■ WORK TO DO
Reproduce each line exactly. Skip none.

■ DATA FOR THE TASK

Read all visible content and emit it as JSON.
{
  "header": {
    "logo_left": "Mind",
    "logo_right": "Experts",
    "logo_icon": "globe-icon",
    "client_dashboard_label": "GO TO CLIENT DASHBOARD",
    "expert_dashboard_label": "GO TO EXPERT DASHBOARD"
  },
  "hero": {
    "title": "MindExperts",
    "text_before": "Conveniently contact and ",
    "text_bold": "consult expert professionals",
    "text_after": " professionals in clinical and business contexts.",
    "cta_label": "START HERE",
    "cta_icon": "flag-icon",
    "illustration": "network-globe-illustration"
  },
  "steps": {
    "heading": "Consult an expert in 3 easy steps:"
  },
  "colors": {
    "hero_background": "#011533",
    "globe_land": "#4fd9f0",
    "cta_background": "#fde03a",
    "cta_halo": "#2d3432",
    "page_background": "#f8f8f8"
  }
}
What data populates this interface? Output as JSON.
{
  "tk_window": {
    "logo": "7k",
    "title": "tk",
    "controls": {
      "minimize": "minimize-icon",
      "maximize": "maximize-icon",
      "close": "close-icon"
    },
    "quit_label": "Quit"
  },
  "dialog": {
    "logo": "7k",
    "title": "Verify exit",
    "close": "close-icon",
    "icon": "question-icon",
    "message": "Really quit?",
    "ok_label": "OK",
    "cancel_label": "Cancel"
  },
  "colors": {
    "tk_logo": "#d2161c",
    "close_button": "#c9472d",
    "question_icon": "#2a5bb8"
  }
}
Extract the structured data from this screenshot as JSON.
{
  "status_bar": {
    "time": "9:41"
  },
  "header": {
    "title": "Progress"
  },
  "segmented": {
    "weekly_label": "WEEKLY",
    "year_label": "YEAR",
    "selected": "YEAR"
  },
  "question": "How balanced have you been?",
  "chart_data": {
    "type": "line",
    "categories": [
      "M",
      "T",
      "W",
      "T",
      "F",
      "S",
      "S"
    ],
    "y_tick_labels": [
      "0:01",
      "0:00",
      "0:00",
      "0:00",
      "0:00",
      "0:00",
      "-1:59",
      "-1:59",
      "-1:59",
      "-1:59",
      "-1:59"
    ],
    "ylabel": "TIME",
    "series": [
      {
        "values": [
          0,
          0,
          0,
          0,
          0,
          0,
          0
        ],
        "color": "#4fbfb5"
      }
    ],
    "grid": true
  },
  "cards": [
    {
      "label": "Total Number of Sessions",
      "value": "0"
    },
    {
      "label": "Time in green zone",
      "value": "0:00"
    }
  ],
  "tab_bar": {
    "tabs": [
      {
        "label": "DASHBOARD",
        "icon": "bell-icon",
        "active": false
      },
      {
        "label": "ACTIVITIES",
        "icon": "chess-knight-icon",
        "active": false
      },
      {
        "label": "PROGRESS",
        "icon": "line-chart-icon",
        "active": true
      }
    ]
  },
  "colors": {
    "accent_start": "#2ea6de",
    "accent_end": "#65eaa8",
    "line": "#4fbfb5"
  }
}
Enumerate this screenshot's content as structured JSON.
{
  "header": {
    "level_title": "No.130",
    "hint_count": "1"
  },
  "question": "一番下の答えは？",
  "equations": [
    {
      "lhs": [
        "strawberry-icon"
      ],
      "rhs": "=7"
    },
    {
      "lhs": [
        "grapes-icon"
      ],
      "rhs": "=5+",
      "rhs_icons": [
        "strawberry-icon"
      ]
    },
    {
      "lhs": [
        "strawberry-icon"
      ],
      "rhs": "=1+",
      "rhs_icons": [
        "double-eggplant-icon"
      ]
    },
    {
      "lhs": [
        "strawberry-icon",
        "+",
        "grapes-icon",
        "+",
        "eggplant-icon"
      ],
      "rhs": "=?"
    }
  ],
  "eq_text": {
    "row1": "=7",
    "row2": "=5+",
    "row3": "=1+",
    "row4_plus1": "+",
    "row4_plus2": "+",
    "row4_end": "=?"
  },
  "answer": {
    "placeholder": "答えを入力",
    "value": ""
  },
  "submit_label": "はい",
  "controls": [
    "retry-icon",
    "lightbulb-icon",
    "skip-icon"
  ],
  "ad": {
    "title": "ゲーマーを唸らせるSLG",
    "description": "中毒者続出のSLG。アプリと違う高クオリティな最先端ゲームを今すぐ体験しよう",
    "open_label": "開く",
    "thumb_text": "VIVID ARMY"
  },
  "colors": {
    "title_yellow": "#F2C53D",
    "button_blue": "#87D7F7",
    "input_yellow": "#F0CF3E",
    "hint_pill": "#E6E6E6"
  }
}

■ EXERCISE RESPONSE
Read all visible content and emit it as JSON.
{
  "header": {
    "logo_left": "Mind",
    "logo_right": "Experts",
    "logo_icon": "globe-icon",
    "client_dashboard_label": "GO TO CLIENT DASHBOARD",
    "expert_dashboard_label": "GO TO EXPERT DASHBOARD"
  },
  "hero": {
    "title": "MindExperts",
    "text_before": "Conveniently contact and ",
    "text_bold": "consult expert professionals",
    "text_after": " professionals in clinical and business contexts.",
    "cta_label": "START HERE",
    "cta_icon": "flag-icon",
    "illustration": "network-globe-illustration"
  },
  "steps": {
    "heading": "Consult an expert in 3 easy steps:"
  },
  "colors": {
    "hero_background": "#011533",
    "globe_land": "#4fd9f0",
    "cta_background": "#fde03a",
    "cta_halo": "#2d3432",
    "page_background": "#f8f8f8"
  }
}
What data populates this interface? Output as JSON.
{
  "tk_window": {
    "logo": "7k",
    "title": "tk",
    "controls": {
      "minimize": "minimize-icon",
      "maximize": "maximize-icon",
      "close": "close-icon"
    },
    "quit_label": "Quit"
  },
  "dialog": {
    "logo": "7k",
    "title": "Verify exit",
    "close": "close-icon",
    "icon": "question-icon",
    "message": "Really quit?",
    "ok_label": "OK",
    "cancel_label": "Cancel"
  },
  "colors": {
    "tk_logo": "#d2161c",
    "close_button": "#c9472d",
    "question_icon": "#2a5bb8"
  }
}
Extract the structured data from this screenshot as JSON.
{
  "status_bar": {
    "time": "9:41"
  },
  "header": {
    "title": "Progress"
  },
  "segmented": {
    "weekly_label": "WEEKLY",
    "year_label": "YEAR",
    "selected": "YEAR"
  },
  "question": "How balanced have you been?",
  "chart_data": {
    "type": "line",
    "categories": [
      "M",
      "T",
      "W",
      "T",
      "F",
      "S",
      "S"
    ],
    "y_tick_labels": [
      "0:01",
      "0:00",
      "0:00",
      "0:00",
      "0:00",
      "0:00",
      "-1:59",
      "-1:59",
      "-1:59",
      "-1:59",
      "-1:59"
    ],
    "ylabel": "TIME",
    "series": [
      {
        "values": [
          0,
          0,
          0,
          0,
          0,
          0,
          0
        ],
        "color": "#4fbfb5"
      }
    ],
    "grid": true
  },
  "cards": [
    {
      "label": "Total Number of Sessions",
      "value": "0"
    },
    {
      "label": "Time in green zone",
      "value": "0:00"
    }
  ],
  "tab_bar": {
    "tabs": [
      {
        "label": "DASHBOARD",
        "icon": "bell-icon",
        "active": false
      },
      {
        "label": "ACTIVITIES",
        "icon": "chess-knight-icon",
        "active": false
      },
      {
        "label": "PROGRESS",
        "icon": "line-chart-icon",
        "active": true
      }
    ]
  },
  "colors": {
    "accent_start": "#2ea6de",
    "accent_end": "#65eaa8",
    "line": "#4fbfb5"
  }
}
Enumerate this screenshot's content as structured JSON.
{
  "header": {
    "level_title": "No.130",
    "hint_count": "1"
  },
  "question": "一番下の答えは？",
  "equations": [
    {
      "lhs": [
        "strawberry-icon"
      ],
      "rhs": "=7"
    },
    {
      "lhs": [
        "grapes-icon"
      ],
      "rhs": "=5+",
      "rhs_icons": [
        "strawberry-icon"
      ]
    },
    {
      "lhs": [
        "strawberry-icon"
      ],
      "rhs": "=1+",
      "rhs_icons": [
        "double-eggplant-icon"
      ]
    },
    {
      "lhs": [
        "strawberry-icon",
        "+",
        "grapes-icon",
        "+",
        "eggplant-icon"
      ],
      "rhs": "=?"
    }
  ],
  "eq_text": {
    "row1": "=7",
    "row2": "=5+",
    "row3": "=1+",
    "row4_plus1": "+",
    "row4_plus2": "+",
    "row4_end": "=?"
  },
  "answer": {
    "placeholder": "答えを入力",
    "value": ""
  },
  "submit_label": "はい",
  "controls": [
    "retry-icon",
    "lightbulb-icon",
    "skip-icon"
  ],
  "ad": {
    "title": "ゲーマーを唸らせるSLG",
    "description": "中毒者続出のSLG。アプリと違う高クオリティな最先端ゲームを今すぐ体験しよう",
    "open_label": "開く",
    "thumb_text": "VIVID ARMY"
  },
  "colors": {
    "title_yellow": "#F2C53D",
    "button_blue": "#87D7F7",
    "input_yellow": "#F0CF3E",
    "hint_pill": "#E6E6E6"
  }
}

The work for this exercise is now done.